Problem → Extract the entries in their exact form.
Start of Input rows
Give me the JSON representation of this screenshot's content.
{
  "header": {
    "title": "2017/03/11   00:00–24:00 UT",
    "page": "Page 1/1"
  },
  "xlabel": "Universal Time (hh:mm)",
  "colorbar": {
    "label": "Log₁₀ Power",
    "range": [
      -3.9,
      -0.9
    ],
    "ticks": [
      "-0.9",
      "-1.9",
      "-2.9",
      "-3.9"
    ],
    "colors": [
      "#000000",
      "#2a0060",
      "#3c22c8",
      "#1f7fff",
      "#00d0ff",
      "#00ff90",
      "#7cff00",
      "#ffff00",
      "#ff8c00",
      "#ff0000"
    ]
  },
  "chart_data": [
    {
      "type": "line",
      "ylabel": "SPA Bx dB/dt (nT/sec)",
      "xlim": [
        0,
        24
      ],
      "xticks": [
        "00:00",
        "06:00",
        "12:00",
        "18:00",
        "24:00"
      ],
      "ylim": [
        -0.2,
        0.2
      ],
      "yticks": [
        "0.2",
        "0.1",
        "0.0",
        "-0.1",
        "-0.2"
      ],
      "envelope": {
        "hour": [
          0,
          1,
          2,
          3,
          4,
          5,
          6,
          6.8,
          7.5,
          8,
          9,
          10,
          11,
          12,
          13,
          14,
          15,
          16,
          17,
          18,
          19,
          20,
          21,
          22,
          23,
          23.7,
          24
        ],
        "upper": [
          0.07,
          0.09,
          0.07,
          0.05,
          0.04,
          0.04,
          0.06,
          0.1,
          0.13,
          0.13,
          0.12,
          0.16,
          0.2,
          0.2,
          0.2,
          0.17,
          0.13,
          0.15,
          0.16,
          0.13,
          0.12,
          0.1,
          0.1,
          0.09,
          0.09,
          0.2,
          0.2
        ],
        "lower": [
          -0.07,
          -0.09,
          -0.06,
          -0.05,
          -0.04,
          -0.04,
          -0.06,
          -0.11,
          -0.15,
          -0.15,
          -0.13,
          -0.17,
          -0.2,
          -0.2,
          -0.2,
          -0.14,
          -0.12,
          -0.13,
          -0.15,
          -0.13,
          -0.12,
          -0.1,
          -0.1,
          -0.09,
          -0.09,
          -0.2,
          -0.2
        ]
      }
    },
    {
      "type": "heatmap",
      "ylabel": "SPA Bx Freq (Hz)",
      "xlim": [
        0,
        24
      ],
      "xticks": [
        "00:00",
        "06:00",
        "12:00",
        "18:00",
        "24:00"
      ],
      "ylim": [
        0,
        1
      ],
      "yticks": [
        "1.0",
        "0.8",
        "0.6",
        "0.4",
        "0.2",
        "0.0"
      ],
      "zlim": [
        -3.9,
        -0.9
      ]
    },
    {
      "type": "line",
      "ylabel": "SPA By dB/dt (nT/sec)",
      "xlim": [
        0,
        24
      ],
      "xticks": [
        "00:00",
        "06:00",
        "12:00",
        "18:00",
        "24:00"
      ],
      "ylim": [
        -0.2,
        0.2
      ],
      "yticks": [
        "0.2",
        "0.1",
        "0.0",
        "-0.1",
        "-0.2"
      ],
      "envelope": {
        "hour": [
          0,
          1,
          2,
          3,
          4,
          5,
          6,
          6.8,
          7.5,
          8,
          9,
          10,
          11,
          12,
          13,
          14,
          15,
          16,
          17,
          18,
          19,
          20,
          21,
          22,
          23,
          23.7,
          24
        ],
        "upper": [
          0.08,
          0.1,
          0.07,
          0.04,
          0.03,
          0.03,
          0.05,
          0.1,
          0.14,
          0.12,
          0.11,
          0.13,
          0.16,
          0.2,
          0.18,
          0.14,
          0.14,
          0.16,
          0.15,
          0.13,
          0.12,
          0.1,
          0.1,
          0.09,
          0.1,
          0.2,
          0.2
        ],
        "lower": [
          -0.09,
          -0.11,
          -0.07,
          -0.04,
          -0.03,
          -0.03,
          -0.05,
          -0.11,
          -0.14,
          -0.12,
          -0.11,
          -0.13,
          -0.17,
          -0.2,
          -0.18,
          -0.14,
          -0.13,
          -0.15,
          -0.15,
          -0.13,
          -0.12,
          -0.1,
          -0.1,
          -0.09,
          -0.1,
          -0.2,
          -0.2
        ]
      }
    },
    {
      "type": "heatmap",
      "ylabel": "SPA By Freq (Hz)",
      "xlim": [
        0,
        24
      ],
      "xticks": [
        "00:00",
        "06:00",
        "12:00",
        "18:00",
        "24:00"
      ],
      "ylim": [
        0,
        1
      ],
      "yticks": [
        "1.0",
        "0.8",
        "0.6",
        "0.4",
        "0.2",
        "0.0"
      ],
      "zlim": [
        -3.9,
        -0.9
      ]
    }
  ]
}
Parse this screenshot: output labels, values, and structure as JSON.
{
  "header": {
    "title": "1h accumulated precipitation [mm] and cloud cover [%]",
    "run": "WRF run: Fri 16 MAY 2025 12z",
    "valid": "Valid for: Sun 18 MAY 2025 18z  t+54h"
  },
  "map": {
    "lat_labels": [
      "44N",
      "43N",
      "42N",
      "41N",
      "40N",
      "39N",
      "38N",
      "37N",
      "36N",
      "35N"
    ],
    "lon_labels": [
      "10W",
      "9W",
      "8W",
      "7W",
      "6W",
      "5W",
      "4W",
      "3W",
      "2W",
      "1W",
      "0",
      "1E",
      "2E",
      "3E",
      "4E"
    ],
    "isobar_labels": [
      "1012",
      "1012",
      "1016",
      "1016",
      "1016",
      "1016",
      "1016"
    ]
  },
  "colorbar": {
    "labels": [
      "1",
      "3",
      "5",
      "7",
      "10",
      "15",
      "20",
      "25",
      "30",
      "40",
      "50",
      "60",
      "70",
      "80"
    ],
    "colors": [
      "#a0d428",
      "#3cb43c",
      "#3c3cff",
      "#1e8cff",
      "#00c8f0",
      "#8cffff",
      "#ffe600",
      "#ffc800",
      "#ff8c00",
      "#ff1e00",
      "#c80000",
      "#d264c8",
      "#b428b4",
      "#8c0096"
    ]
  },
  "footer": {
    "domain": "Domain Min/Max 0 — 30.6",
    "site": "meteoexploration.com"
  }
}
End of Input rows
Correct answer →
Give me the JSON representation of this screenshot's content.
{
  "header": {
    "title": "2017/03/11   00:00–24:00 UT",
    "page": "Page 1/1"
  },
  "xlabel": "Universal Time (hh:mm)",
  "colorbar": {
    "label": "Log₁₀ Power",
    "range": [
      -3.9,
      -0.9
    ],
    "ticks": [
      "-0.9",
      "-1.9",
      "-2.9",
      "-3.9"
    ],
    "colors": [
      "#000000",
      "#2a0060",
      "#3c22c8",
      "#1f7fff",
      "#00d0ff",
      "#00ff90",
      "#7cff00",
      "#ffff00",
      "#ff8c00",
      "#ff0000"
    ]
  },
  "chart_data": [
    {
      "type": "line",
      "ylabel": "SPA Bx dB/dt (nT/sec)",
      "xlim": [
        0,
        24
      ],
      "xticks": [
        "00:00",
        "06:00",
        "12:00",
        "18:00",
        "24:00"
      ],
      "ylim": [
        -0.2,
        0.2
      ],
      "yticks": [
        "0.2",
        "0.1",
        "0.0",
        "-0.1",
        "-0.2"
      ],
      "envelope": {
        "hour": [
          0,
          1,
          2,
          3,
          4,
          5,
          6,
          6.8,
          7.5,
          8,
          9,
          10,
          11,
          12,
          13,
          14,
          15,
          16,
          17,
          18,
          19,
          20,
          21,
          22,
          23,
          23.7,
          24
        ],
        "upper": [
          0.07,
          0.09,
          0.07,
          0.05,
          0.04,
          0.04,
          0.06,
          0.1,
          0.13,
          0.13,
          0.12,
          0.16,
          0.2,
          0.2,
          0.2,
          0.17,
          0.13,
          0.15,
          0.16,
          0.13,
          0.12,
          0.1,
          0.1,
          0.09,
          0.09,
          0.2,
          0.2
        ],
        "lower": [
          -0.07,
          -0.09,
          -0.06,
          -0.05,
          -0.04,
          -0.04,
          -0.06,
          -0.11,
          -0.15,
          -0.15,
          -0.13,
          -0.17,
          -0.2,
          -0.2,
          -0.2,
          -0.14,
          -0.12,
          -0.13,
          -0.15,
          -0.13,
          -0.12,
          -0.1,
          -0.1,
          -0.09,
          -0.09,
          -0.2,
          -0.2
        ]
      }
    },
    {
      "type": "heatmap",
      "ylabel": "SPA Bx Freq (Hz)",
      "xlim": [
        0,
        24
      ],
      "xticks": [
        "00:00",
        "06:00",
        "12:00",
        "18:00",
        "24:00"
      ],
      "ylim": [
        0,
        1
      ],
      "yticks": [
        "1.0",
        "0.8",
        "0.6",
        "0.4",
        "0.2",
        "0.0"
      ],
      "zlim": [
        -3.9,
        -0.9
      ]
    },
    {
      "type": "line",
      "ylabel": "SPA By dB/dt (nT/sec)",
      "xlim": [
        0,
        24
      ],
      "xticks": [
        "00:00",
        "06:00",
        "12:00",
        "18:00",
        "24:00"
      ],
      "ylim": [
        -0.2,
        0.2
      ],
      "yticks": [
        "0.2",
        "0.1",
        "0.0",
        "-0.1",
        "-0.2"
      ],
      "envelope": {
        "hour": [
          0,
          1,
          2,
          3,
          4,
          5,
          6,
          6.8,
          7.5,
          8,
          9,
          10,
          11,
          12,
          13,
          14,
          15,
          16,
          17,
          18,
          19,
          20,
          21,
          22,
          23,
          23.7,
          24
        ],
        "upper": [
          0.08,
          0.1,
          0.07,
          0.04,
          0.03,
          0.03,
          0.05,
          0.1,
          0.14,
          0.12,
          0.11,
          0.13,
          0.16,
          0.2,
          0.18,
          0.14,
          0.14,
          0.16,
          0.15,
          0.13,
          0.12,
          0.1,
          0.1,
          0.09,
          0.1,
          0.2,
          0.2
        ],
        "lower": [
          -0.09,
          -0.11,
          -0.07,
          -0.04,
          -0.03,
          -0.03,
          -0.05,
          -0.11,
          -0.14,
          -0.12,
          -0.11,
          -0.13,
          -0.17,
          -0.2,
          -0.18,
          -0.14,
          -0.13,
          -0.15,
          -0.15,
          -0.13,
          -0.12,
          -0.1,
          -0.1,
          -0.09,
          -0.1,
          -0.2,
          -0.2
        ]
      }
    },
    {
      "type": "heatmap",
      "ylabel": "SPA By Freq (Hz)",
      "xlim": [
        0,
        24
      ],
      "xticks": [
        "00:00",
        "06:00",
        "12:00",
        "18:00",
        "24:00"
      ],
      "ylim": [
        0,
        1
      ],
      "yticks": [
        "1.0",
        "0.8",
        "0.6",
        "0.4",
        "0.2",
        "0.0"
      ],
      "zlim": [
        -3.9,
        -0.9
      ]
    }
  ]
}
Parse this screenshot: output labels, values, and structure as JSON.
{
  "header": {
    "title": "1h accumulated precipitation [mm] and cloud cover [%]",
    "run": "WRF run: Fri 16 MAY 2025 12z",
    "valid": "Valid for: Sun 18 MAY 2025 18z  t+54h"
  },
  "map": {
    "lat_labels": [
      "44N",
      "43N",
      "42N",
      "41N",
      "40N",
      "39N",
      "38N",
      "37N",
      "36N",
      "35N"
    ],
    "lon_labels": [
      "10W",
      "9W",
      "8W",
      "7W",
      "6W",
      "5W",
      "4W",
      "3W",
      "2W",
      "1W",
      "0",
      "1E",
      "2E",
      "3E",
      "4E"
    ],
    "isobar_labels": [
      "1012",
      "1012",
      "1016",
      "1016",
      "1016",
      "1016",
      "1016"
    ]
  },
  "colorbar": {
    "labels": [
      "1",
      "3",
      "5",
      "7",
      "10",
      "15",
      "20",
      "25",
      "30",
      "40",
      "50",
      "60",
      "70",
      "80"
    ],
    "colors": [
      "#a0d428",
      "#3cb43c",
      "#3c3cff",
      "#1e8cff",
      "#00c8f0",
      "#8cffff",
      "#ffe600",
      "#ffc800",
      "#ff8c00",
      "#ff1e00",
      "#c80000",
      "#d264c8",
      "#b428b4",
      "#8c0096"
    ]
  },
  "footer": {
    "domain": "Domain Min/Max 0 — 30.6",
    "site": "meteoexploration.com"
  }
}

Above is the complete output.